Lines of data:
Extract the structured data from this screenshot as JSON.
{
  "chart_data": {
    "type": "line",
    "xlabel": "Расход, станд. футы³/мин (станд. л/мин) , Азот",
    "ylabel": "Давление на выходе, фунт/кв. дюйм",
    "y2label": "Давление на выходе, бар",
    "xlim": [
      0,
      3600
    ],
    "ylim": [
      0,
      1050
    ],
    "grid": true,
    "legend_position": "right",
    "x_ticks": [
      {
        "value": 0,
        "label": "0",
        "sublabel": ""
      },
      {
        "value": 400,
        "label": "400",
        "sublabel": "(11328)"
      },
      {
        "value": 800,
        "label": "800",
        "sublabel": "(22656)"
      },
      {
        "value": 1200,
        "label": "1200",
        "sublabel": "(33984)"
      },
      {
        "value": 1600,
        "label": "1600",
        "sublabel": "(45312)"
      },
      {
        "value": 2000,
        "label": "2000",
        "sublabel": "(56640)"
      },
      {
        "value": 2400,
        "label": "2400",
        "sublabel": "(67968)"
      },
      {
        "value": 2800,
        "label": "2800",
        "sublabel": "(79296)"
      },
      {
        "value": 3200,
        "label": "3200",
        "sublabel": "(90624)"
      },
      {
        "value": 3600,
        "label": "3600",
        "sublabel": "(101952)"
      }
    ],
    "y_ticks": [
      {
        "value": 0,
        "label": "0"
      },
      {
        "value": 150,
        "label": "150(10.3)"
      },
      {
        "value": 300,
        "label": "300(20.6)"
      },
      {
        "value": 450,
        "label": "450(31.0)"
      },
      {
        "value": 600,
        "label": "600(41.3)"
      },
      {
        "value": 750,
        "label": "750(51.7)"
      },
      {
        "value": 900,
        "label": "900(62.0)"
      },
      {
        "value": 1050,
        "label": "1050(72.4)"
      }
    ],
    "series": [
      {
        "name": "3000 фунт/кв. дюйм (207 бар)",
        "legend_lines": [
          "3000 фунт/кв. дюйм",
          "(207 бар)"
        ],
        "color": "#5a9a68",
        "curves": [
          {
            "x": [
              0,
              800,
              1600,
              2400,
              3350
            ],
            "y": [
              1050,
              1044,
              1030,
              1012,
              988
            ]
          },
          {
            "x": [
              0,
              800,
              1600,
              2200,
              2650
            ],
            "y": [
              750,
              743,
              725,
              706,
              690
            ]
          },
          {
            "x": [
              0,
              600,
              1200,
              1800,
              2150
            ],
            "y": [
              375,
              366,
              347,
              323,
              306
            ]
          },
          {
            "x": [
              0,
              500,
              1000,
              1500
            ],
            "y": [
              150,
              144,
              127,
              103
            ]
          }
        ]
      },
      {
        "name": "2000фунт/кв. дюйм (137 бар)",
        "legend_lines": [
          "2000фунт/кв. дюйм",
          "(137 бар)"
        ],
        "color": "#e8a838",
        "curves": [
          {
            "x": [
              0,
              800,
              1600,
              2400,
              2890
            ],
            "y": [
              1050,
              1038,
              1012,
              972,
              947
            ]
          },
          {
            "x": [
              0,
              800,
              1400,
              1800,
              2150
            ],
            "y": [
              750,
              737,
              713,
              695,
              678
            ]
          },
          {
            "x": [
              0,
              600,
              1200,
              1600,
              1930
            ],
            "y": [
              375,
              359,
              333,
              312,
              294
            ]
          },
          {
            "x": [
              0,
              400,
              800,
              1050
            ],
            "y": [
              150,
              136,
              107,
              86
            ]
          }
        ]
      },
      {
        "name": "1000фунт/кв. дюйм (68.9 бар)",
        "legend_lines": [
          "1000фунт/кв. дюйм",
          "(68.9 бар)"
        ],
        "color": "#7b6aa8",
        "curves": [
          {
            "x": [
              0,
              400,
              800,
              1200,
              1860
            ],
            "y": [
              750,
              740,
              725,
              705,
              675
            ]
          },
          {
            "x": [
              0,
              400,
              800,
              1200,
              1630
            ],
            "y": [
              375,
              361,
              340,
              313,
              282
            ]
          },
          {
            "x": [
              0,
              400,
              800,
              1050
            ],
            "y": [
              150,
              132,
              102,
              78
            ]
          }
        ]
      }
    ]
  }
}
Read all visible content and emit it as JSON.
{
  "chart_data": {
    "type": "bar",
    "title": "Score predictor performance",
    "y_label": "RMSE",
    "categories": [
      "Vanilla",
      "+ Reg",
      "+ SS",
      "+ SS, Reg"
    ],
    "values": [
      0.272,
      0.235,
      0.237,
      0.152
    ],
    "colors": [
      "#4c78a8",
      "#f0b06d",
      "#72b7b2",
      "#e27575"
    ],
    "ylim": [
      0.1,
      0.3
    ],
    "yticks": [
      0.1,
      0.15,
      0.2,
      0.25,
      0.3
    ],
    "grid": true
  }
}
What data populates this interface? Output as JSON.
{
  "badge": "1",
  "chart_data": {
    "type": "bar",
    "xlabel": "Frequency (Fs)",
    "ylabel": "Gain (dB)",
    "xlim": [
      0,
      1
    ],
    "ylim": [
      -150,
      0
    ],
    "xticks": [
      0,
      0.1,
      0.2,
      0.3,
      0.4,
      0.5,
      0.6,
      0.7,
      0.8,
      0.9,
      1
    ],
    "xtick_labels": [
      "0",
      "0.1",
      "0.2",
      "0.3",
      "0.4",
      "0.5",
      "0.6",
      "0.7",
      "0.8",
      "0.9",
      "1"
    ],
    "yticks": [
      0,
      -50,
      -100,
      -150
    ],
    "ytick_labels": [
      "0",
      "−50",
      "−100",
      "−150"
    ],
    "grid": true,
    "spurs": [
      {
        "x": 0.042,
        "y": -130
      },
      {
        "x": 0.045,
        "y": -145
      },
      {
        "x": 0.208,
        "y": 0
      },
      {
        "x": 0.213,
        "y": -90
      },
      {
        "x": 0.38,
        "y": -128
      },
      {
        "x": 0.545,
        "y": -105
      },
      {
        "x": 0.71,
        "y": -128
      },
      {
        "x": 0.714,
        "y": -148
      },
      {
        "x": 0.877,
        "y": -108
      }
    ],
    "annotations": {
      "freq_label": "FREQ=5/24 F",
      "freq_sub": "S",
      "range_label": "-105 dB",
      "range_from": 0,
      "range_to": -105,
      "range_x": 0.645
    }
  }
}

* _INSTRUCTIONS TO FOLLOW_: Reproduce the full set of records precisely.

* _TASK OUTPUT_:
Extract the structured data from this screenshot as JSON.
{
  "chart_data": {
    "type": "line",
    "xlabel": "Расход, станд. футы³/мин (станд. л/мин) , Азот",
    "ylabel": "Давление на выходе, фунт/кв. дюйм",
    "y2label": "Давление на выходе, бар",
    "xlim": [
      0,
      3600
    ],
    "ylim": [
      0,
      1050
    ],
    "grid": true,
    "legend_position": "right",
    "x_ticks": [
      {
        "value": 0,
        "label": "0",
        "sublabel": ""
      },
      {
        "value": 400,
        "label": "400",
        "sublabel": "(11328)"
      },
      {
        "value": 800,
        "label": "800",
        "sublabel": "(22656)"
      },
      {
        "value": 1200,
        "label": "1200",
        "sublabel": "(33984)"
      },
      {
        "value": 1600,
        "label": "1600",
        "sublabel": "(45312)"
      },
      {
        "value": 2000,
        "label": "2000",
        "sublabel": "(56640)"
      },
      {
        "value": 2400,
        "label": "2400",
        "sublabel": "(67968)"
      },
      {
        "value": 2800,
        "label": "2800",
        "sublabel": "(79296)"
      },
      {
        "value": 3200,
        "label": "3200",
        "sublabel": "(90624)"
      },
      {
        "value": 3600,
        "label": "3600",
        "sublabel": "(101952)"
      }
    ],
    "y_ticks": [
      {
        "value": 0,
        "label": "0"
      },
      {
        "value": 150,
        "label": "150(10.3)"
      },
      {
        "value": 300,
        "label": "300(20.6)"
      },
      {
        "value": 450,
        "label": "450(31.0)"
      },
      {
        "value": 600,
        "label": "600(41.3)"
      },
      {
        "value": 750,
        "label": "750(51.7)"
      },
      {
        "value": 900,
        "label": "900(62.0)"
      },
      {
        "value": 1050,
        "label": "1050(72.4)"
      }
    ],
    "series": [
      {
        "name": "3000 фунт/кв. дюйм (207 бар)",
        "legend_lines": [
          "3000 фунт/кв. дюйм",
          "(207 бар)"
        ],
        "color": "#5a9a68",
        "curves": [
          {
            "x": [
              0,
              800,
              1600,
              2400,
              3350
            ],
            "y": [
              1050,
              1044,
              1030,
              1012,
              988
            ]
          },
          {
            "x": [
              0,
              800,
              1600,
              2200,
              2650
            ],
            "y": [
              750,
              743,
              725,
              706,
              690
            ]
          },
          {
            "x": [
              0,
              600,
              1200,
              1800,
              2150
            ],
            "y": [
              375,
              366,
              347,
              323,
              306
            ]
          },
          {
            "x": [
              0,
              500,
              1000,
              1500
            ],
            "y": [
              150,
              144,
              127,
              103
            ]
          }
        ]
      },
      {
        "name": "2000фунт/кв. дюйм (137 бар)",
        "legend_lines": [
          "2000фунт/кв. дюйм",
          "(137 бар)"
        ],
        "color": "#e8a838",
        "curves": [
          {
            "x": [
              0,
              800,
              1600,
              2400,
              2890
            ],
            "y": [
              1050,
              1038,
              1012,
              972,
              947
            ]
          },
          {
            "x": [
              0,
              800,
              1400,
              1800,
              2150
            ],
            "y": [
              750,
              737,
              713,
              695,
              678
            ]
          },
          {
            "x": [
              0,
              600,
              1200,
              1600,
              1930
            ],
            "y": [
              375,
              359,
              333,
              312,
              294
            ]
          },
          {
            "x": [
              0,
              400,
              800,
              1050
            ],
            "y": [
              150,
              136,
              107,
              86
            ]
          }
        ]
      },
      {
        "name": "1000фунт/кв. дюйм (68.9 бар)",
        "legend_lines": [
          "1000фунт/кв. дюйм",
          "(68.9 бар)"
        ],
        "color": "#7b6aa8",
        "curves": [
          {
            "x": [
              0,
              400,
              800,
              1200,
              1860
            ],
            "y": [
              750,
              740,
              725,
              705,
              675
            ]
          },
          {
            "x": [
              0,
              400,
              800,
              1200,
              1630
            ],
            "y": [
              375,
              361,
              340,
              313,
              282
            ]
          },
          {
            "x": [
              0,
              400,
              800,
              1050
            ],
            "y": [
              150,
              132,
              102,
              78
            ]
          }
        ]
      }
    ]
  }
}
Read all visible content and emit it as JSON.
{
  "chart_data": {
    "type": "bar",
    "title": "Score predictor performance",
    "y_label": "RMSE",
    "categories": [
      "Vanilla",
      "+ Reg",
      "+ SS",
      "+ SS, Reg"
    ],
    "values": [
      0.272,
      0.235,
      0.237,
      0.152
    ],
    "colors": [
      "#4c78a8",
      "#f0b06d",
      "#72b7b2",
      "#e27575"
    ],
    "ylim": [
      0.1,
      0.3
    ],
    "yticks": [
      0.1,
      0.15,
      0.2,
      0.25,
      0.3
    ],
    "grid": true
  }
}
What data populates this interface? Output as JSON.
{
  "badge": "1",
  "chart_data": {
    "type": "bar",
    "xlabel": "Frequency (Fs)",
    "ylabel": "Gain (dB)",
    "xlim": [
      0,
      1
    ],
    "ylim": [
      -150,
      0
    ],
    "xticks": [
      0,
      0.1,
      0.2,
      0.3,
      0.4,
      0.5,
      0.6,
      0.7,
      0.8,
      0.9,
      1
    ],
    "xtick_labels": [
      "0",
      "0.1",
      "0.2",
      "0.3",
      "0.4",
      "0.5",
      "0.6",
      "0.7",
      "0.8",
      "0.9",
      "1"
    ],
    "yticks": [
      0,
      -50,
      -100,
      -150
    ],
    "ytick_labels": [
      "0",
      "−50",
      "−100",
      "−150"
    ],
    "grid": true,
    "spurs": [
      {
        "x": 0.042,
        "y": -130
      },
      {
        "x": 0.045,
        "y": -145
      },
      {
        "x": 0.208,
        "y": 0
      },
      {
        "x": 0.213,
        "y": -90
      },
      {
        "x": 0.38,
        "y": -128
      },
      {
        "x": 0.545,
        "y": -105
      },
      {
        "x": 0.71,
        "y": -128
      },
      {
        "x": 0.714,
        "y": -148
      },
      {
        "x": 0.877,
        "y": -108
      }
    ],
    "annotations": {
      "freq_label": "FREQ=5/24 F",
      "freq_sub": "S",
      "range_label": "-105 dB",
      "range_from": 0,
      "range_to": -105,
      "range_x": 0.645
    }
  }
}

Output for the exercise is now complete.